All of the entries must be reproduced exactly, with no images carried over.

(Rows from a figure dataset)

★ ★ ★ ★ ★ ★ ★

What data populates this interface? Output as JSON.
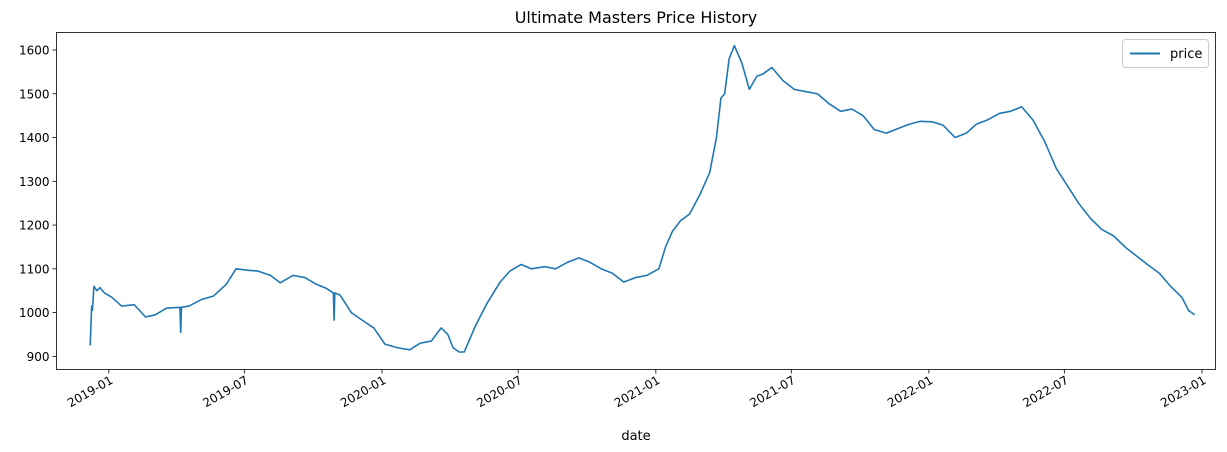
{
  "chart_data": {
    "type": "line",
    "title": "Ultimate Masters Price History",
    "xlabel": "date",
    "ylabel": "",
    "legend_position": "top-right",
    "grid": false,
    "xlim": [
      "2018-10-23",
      "2023-01-19"
    ],
    "ylim": [
      870,
      1640
    ],
    "xticks": [
      {
        "date": "2019-01-01",
        "label": "2019-01"
      },
      {
        "date": "2019-07-01",
        "label": "2019-07"
      },
      {
        "date": "2020-01-01",
        "label": "2020-01"
      },
      {
        "date": "2020-07-01",
        "label": "2020-07"
      },
      {
        "date": "2021-01-01",
        "label": "2021-01"
      },
      {
        "date": "2021-07-01",
        "label": "2021-07"
      },
      {
        "date": "2022-01-01",
        "label": "2022-01"
      },
      {
        "date": "2022-07-01",
        "label": "2022-07"
      },
      {
        "date": "2023-01-01",
        "label": "2023-01"
      }
    ],
    "yticks": [
      900,
      1000,
      1100,
      1200,
      1300,
      1400,
      1500,
      1600
    ],
    "series": [
      {
        "name": "price",
        "color": "#1f77b4",
        "x": [
          "2018-12-07",
          "2018-12-09",
          "2018-12-10",
          "2018-12-12",
          "2018-12-16",
          "2018-12-20",
          "2018-12-26",
          "2019-01-05",
          "2019-01-18",
          "2019-02-04",
          "2019-02-19",
          "2019-03-04",
          "2019-03-19",
          "2019-04-06",
          "2019-04-07",
          "2019-04-08",
          "2019-04-18",
          "2019-05-05",
          "2019-05-21",
          "2019-06-07",
          "2019-06-20",
          "2019-07-05",
          "2019-07-19",
          "2019-08-05",
          "2019-08-18",
          "2019-09-04",
          "2019-09-20",
          "2019-10-05",
          "2019-10-19",
          "2019-10-28",
          "2019-10-29",
          "2019-10-30",
          "2019-11-06",
          "2019-11-21",
          "2019-12-08",
          "2019-12-21",
          "2020-01-05",
          "2020-01-21",
          "2020-02-07",
          "2020-02-21",
          "2020-03-07",
          "2020-03-20",
          "2020-03-29",
          "2020-04-05",
          "2020-04-13",
          "2020-04-20",
          "2020-05-05",
          "2020-05-20",
          "2020-06-07",
          "2020-06-20",
          "2020-07-05",
          "2020-07-19",
          "2020-08-05",
          "2020-08-20",
          "2020-09-05",
          "2020-09-20",
          "2020-10-05",
          "2020-10-20",
          "2020-11-04",
          "2020-11-19",
          "2020-12-05",
          "2020-12-20",
          "2021-01-05",
          "2021-01-14",
          "2021-01-23",
          "2021-02-03",
          "2021-02-15",
          "2021-03-01",
          "2021-03-14",
          "2021-03-23",
          "2021-03-29",
          "2021-04-03",
          "2021-04-09",
          "2021-04-16",
          "2021-04-26",
          "2021-05-06",
          "2021-05-16",
          "2021-05-24",
          "2021-06-05",
          "2021-06-20",
          "2021-07-05",
          "2021-07-20",
          "2021-08-05",
          "2021-08-20",
          "2021-09-05",
          "2021-09-20",
          "2021-10-05",
          "2021-10-20",
          "2021-11-05",
          "2021-11-20",
          "2021-12-05",
          "2021-12-20",
          "2022-01-05",
          "2022-01-20",
          "2022-02-05",
          "2022-02-20",
          "2022-03-05",
          "2022-03-20",
          "2022-04-05",
          "2022-04-20",
          "2022-05-05",
          "2022-05-20",
          "2022-06-05",
          "2022-06-20",
          "2022-07-05",
          "2022-07-20",
          "2022-08-05",
          "2022-08-20",
          "2022-09-05",
          "2022-09-20",
          "2022-10-05",
          "2022-10-20",
          "2022-11-05",
          "2022-11-20",
          "2022-12-05",
          "2022-12-14",
          "2022-12-22"
        ],
        "values": [
          925,
          1015,
          1005,
          1060,
          1050,
          1057,
          1045,
          1035,
          1015,
          1018,
          990,
          995,
          1010,
          1012,
          955,
          1012,
          1015,
          1030,
          1038,
          1065,
          1100,
          1097,
          1095,
          1085,
          1068,
          1085,
          1080,
          1065,
          1055,
          1045,
          983,
          1045,
          1040,
          1000,
          980,
          965,
          928,
          920,
          915,
          930,
          935,
          965,
          950,
          920,
          910,
          910,
          970,
          1020,
          1070,
          1095,
          1110,
          1100,
          1105,
          1100,
          1115,
          1125,
          1115,
          1100,
          1090,
          1070,
          1080,
          1085,
          1100,
          1150,
          1185,
          1210,
          1225,
          1270,
          1320,
          1400,
          1490,
          1500,
          1580,
          1610,
          1570,
          1510,
          1540,
          1545,
          1560,
          1530,
          1510,
          1505,
          1500,
          1478,
          1460,
          1465,
          1450,
          1418,
          1410,
          1420,
          1430,
          1437,
          1436,
          1428,
          1400,
          1410,
          1430,
          1440,
          1455,
          1460,
          1470,
          1440,
          1390,
          1330,
          1290,
          1250,
          1215,
          1190,
          1175,
          1150,
          1130,
          1110,
          1090,
          1060,
          1035,
          1005,
          995
        ]
      }
    ]
  }
}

★ ★ ★ ★ ★ ★ ★

## Output below
What data populates this interface? Output as JSON.
{
  "chart_data": {
    "type": "line",
    "title": "Ultimate Masters Price History",
    "xlabel": "date",
    "ylabel": "",
    "legend_position": "top-right",
    "grid": false,
    "xlim": [
      "2018-10-23",
      "2023-01-19"
    ],
    "ylim": [
      870,
      1640
    ],
    "xticks": [
      {
        "date": "2019-01-01",
        "label": "2019-01"
      },
      {
        "date": "2019-07-01",
        "label": "2019-07"
      },
      {
        "date": "2020-01-01",
        "label": "2020-01"
      },
      {
        "date": "2020-07-01",
        "label": "2020-07"
      },
      {
        "date": "2021-01-01",
        "label": "2021-01"
      },
      {
        "date": "2021-07-01",
        "label": "2021-07"
      },
      {
        "date": "2022-01-01",
        "label": "2022-01"
      },
      {
        "date": "2022-07-01",
        "label": "2022-07"
      },
      {
        "date": "2023-01-01",
        "label": "2023-01"
      }
    ],
    "yticks": [
      900,
      1000,
      1100,
      1200,
      1300,
      1400,
      1500,
      1600
    ],
    "series": [
      {
        "name": "price",
        "color": "#1f77b4",
        "x": [
          "2018-12-07",
          "2018-12-09",
          "2018-12-10",
          "2018-12-12",
          "2018-12-16",
          "2018-12-20",
          "2018-12-26",
          "2019-01-05",
          "2019-01-18",
          "2019-02-04",
          "2019-02-19",
          "2019-03-04",
          "2019-03-19",
          "2019-04-06",
          "2019-04-07",
          "2019-04-08",
          "2019-04-18",
          "2019-05-05",
          "2019-05-21",
          "2019-06-07",
          "2019-06-20",
          "2019-07-05",
          "2019-07-19",
          "2019-08-05",
          "2019-08-18",
          "2019-09-04",
          "2019-09-20",
          "2019-10-05",
          "2019-10-19",
          "2019-10-28",
          "2019-10-29",
          "2019-10-30",
          "2019-11-06",
          "2019-11-21",
          "2019-12-08",
          "2019-12-21",
          "2020-01-05",
          "2020-01-21",
          "2020-02-07",
          "2020-02-21",
          "2020-03-07",
          "2020-03-20",
          "2020-03-29",
          "2020-04-05",
          "2020-04-13",
          "2020-04-20",
          "2020-05-05",
          "2020-05-20",
          "2020-06-07",
          "2020-06-20",
          "2020-07-05",
          "2020-07-19",
          "2020-08-05",
          "2020-08-20",
          "2020-09-05",
          "2020-09-20",
          "2020-10-05",
          "2020-10-20",
          "2020-11-04",
          "2020-11-19",
          "2020-12-05",
          "2020-12-20",
          "2021-01-05",
          "2021-01-14",
          "2021-01-23",
          "2021-02-03",
          "2021-02-15",
          "2021-03-01",
          "2021-03-14",
          "2021-03-23",
          "2021-03-29",
          "2021-04-03",
          "2021-04-09",
          "2021-04-16",
          "2021-04-26",
          "2021-05-06",
          "2021-05-16",
          "2021-05-24",
          "2021-06-05",
          "2021-06-20",
          "2021-07-05",
          "2021-07-20",
          "2021-08-05",
          "2021-08-20",
          "2021-09-05",
          "2021-09-20",
          "2021-10-05",
          "2021-10-20",
          "2021-11-05",
          "2021-11-20",
          "2021-12-05",
          "2021-12-20",
          "2022-01-05",
          "2022-01-20",
          "2022-02-05",
          "2022-02-20",
          "2022-03-05",
          "2022-03-20",
          "2022-04-05",
          "2022-04-20",
          "2022-05-05",
          "2022-05-20",
          "2022-06-05",
          "2022-06-20",
          "2022-07-05",
          "2022-07-20",
          "2022-08-05",
          "2022-08-20",
          "2022-09-05",
          "2022-09-20",
          "2022-10-05",
          "2022-10-20",
          "2022-11-05",
          "2022-11-20",
          "2022-12-05",
          "2022-12-14",
          "2022-12-22"
        ],
        "values": [
          925,
          1015,
          1005,
          1060,
          1050,
          1057,
          1045,
          1035,
          1015,
          1018,
          990,
          995,
          1010,
          1012,
          955,
          1012,
          1015,
          1030,
          1038,
          1065,
          1100,
          1097,
          1095,
          1085,
          1068,
          1085,
          1080,
          1065,
          1055,
          1045,
          983,
          1045,
          1040,
          1000,
          980,
          965,
          928,
          920,
          915,
          930,
          935,
          965,
          950,
          920,
          910,
          910,
          970,
          1020,
          1070,
          1095,
          1110,
          1100,
          1105,
          1100,
          1115,
          1125,
          1115,
          1100,
          1090,
          1070,
          1080,
          1085,
          1100,
          1150,
          1185,
          1210,
          1225,
          1270,
          1320,
          1400,
          1490,
          1500,
          1580,
          1610,
          1570,
          1510,
          1540,
          1545,
          1560,
          1530,
          1510,
          1505,
          1500,
          1478,
          1460,
          1465,
          1450,
          1418,
          1410,
          1420,
          1430,
          1437,
          1436,
          1428,
          1400,
          1410,
          1430,
          1440,
          1455,
          1460,
          1470,
          1440,
          1390,
          1330,
          1290,
          1250,
          1215,
          1190,
          1175,
          1150,
          1130,
          1110,
          1090,
          1060,
          1035,
          1005,
          995
        ]
      }
    ]
  }
}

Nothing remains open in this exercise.